» Task prompt:
Scan the material for the word "experiment", and copy each line where it shows up.

» Records supplied:
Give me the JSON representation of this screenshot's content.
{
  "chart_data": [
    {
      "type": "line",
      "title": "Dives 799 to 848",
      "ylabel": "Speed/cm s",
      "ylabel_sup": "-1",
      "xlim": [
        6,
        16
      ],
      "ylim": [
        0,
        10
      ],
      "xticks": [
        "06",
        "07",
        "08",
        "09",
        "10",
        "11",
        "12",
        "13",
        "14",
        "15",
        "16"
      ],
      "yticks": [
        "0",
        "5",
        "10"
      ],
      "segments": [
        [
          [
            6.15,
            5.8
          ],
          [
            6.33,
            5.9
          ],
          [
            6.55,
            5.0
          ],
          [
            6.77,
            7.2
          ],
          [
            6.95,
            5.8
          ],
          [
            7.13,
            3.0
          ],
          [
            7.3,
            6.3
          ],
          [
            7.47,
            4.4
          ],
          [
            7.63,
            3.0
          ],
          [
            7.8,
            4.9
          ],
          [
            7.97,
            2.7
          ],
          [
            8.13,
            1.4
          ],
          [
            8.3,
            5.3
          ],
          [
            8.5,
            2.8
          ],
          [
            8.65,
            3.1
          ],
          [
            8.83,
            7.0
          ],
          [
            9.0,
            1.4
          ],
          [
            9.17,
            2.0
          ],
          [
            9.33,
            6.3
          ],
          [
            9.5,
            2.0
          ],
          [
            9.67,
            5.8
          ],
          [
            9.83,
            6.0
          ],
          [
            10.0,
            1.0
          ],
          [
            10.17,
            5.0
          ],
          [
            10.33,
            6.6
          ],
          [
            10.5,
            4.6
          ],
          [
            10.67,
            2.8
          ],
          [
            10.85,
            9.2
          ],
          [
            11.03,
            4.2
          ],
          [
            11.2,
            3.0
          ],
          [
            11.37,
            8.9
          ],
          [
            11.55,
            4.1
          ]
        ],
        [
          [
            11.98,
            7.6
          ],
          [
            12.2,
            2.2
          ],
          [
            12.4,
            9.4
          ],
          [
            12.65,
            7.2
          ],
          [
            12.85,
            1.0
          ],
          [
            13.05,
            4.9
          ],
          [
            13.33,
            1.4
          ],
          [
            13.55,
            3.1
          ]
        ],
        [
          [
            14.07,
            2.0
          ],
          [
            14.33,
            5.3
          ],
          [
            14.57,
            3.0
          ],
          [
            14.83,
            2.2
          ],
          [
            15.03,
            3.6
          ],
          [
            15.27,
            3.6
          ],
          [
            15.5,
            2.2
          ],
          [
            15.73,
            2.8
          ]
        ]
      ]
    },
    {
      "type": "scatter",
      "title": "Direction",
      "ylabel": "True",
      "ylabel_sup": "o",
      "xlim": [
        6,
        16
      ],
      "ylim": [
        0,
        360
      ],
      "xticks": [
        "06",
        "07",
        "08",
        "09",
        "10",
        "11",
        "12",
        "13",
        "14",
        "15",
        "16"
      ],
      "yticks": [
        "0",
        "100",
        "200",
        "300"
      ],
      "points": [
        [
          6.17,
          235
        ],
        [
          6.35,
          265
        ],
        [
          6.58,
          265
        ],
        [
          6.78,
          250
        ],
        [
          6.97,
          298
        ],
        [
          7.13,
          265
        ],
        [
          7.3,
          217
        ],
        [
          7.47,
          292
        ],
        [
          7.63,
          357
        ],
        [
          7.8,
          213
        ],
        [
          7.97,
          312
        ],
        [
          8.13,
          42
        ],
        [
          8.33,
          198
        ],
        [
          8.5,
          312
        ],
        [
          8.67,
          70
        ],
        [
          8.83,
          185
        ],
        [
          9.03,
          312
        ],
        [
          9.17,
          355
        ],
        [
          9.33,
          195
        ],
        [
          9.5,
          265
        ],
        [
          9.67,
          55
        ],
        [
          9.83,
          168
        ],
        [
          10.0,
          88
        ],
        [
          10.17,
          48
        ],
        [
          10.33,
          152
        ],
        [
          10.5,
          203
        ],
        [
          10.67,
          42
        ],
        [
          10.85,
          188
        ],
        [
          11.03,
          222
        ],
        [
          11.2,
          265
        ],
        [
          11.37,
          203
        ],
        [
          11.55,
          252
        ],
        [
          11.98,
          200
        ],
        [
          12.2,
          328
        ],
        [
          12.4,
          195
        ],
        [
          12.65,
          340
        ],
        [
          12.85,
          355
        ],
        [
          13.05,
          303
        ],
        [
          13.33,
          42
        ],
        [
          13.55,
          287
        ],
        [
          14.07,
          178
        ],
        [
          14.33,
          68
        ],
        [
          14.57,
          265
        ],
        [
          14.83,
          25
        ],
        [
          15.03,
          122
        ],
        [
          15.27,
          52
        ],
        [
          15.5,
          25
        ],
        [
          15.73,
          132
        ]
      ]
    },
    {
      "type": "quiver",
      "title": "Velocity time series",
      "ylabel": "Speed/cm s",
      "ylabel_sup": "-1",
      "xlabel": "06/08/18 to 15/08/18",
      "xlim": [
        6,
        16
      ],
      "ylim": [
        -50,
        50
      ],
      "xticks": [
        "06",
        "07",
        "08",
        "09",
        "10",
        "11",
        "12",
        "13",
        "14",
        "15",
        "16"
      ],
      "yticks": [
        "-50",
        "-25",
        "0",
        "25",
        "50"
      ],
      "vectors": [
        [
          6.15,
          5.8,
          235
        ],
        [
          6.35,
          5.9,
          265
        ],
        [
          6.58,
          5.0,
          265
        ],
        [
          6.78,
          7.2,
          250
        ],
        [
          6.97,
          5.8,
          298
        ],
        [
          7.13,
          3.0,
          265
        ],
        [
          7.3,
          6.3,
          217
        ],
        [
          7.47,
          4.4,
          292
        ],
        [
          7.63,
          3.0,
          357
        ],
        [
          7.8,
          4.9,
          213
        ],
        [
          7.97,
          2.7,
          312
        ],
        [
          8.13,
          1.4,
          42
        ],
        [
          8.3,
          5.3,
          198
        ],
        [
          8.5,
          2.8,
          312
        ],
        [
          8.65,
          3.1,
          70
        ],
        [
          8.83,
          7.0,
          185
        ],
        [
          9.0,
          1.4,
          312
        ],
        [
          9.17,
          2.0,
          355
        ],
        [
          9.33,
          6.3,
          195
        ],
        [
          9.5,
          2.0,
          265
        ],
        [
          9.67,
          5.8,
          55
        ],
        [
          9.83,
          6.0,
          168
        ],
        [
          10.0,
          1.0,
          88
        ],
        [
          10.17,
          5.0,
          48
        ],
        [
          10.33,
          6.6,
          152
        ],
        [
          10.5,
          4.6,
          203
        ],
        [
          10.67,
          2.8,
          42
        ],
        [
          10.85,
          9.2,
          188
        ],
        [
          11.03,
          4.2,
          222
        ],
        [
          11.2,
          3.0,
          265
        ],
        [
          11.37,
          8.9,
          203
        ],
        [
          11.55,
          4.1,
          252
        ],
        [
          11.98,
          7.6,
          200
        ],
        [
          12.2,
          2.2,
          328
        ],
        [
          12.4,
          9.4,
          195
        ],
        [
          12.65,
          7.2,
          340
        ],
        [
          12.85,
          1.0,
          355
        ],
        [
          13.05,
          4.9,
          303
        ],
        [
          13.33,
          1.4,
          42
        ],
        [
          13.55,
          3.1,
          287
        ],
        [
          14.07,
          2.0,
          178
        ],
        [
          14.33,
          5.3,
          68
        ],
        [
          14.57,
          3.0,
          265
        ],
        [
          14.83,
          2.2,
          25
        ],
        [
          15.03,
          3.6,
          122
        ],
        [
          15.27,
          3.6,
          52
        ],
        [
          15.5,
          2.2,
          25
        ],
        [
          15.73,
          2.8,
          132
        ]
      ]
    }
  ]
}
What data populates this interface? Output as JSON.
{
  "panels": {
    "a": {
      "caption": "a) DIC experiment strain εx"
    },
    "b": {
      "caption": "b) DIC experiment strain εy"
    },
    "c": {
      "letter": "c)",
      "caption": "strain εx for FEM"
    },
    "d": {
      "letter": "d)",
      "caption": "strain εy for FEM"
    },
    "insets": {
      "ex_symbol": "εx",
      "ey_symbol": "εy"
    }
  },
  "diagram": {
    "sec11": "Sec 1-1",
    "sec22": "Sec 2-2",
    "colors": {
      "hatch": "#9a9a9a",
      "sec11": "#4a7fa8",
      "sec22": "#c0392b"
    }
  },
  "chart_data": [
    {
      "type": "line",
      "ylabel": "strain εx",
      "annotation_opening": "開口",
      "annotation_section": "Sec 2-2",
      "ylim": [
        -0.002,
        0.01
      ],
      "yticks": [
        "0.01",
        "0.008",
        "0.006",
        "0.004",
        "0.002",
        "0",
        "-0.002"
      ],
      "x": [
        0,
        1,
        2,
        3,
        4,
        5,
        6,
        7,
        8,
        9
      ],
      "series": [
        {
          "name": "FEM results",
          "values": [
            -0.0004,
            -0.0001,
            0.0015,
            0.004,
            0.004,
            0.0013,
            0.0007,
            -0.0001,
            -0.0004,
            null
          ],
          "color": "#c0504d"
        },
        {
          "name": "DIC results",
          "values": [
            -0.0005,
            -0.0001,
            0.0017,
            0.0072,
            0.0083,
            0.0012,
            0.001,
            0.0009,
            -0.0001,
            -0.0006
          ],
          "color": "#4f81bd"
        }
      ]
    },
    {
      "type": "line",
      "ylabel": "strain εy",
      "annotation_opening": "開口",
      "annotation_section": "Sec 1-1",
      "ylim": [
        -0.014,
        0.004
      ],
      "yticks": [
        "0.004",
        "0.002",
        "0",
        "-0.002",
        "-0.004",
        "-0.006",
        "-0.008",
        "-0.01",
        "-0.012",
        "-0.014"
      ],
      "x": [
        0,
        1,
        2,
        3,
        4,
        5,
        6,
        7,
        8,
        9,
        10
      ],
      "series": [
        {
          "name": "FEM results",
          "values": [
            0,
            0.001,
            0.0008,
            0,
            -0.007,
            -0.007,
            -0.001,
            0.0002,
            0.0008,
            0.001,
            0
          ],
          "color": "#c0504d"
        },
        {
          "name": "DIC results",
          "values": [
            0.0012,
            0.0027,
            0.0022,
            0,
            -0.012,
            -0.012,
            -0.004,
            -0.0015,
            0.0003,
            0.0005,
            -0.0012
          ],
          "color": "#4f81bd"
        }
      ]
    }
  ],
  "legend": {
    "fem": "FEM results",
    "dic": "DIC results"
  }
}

» Output of the task:
      "caption": "a) DIC experiment strain εx"
      "caption": "b) DIC experiment strain εy"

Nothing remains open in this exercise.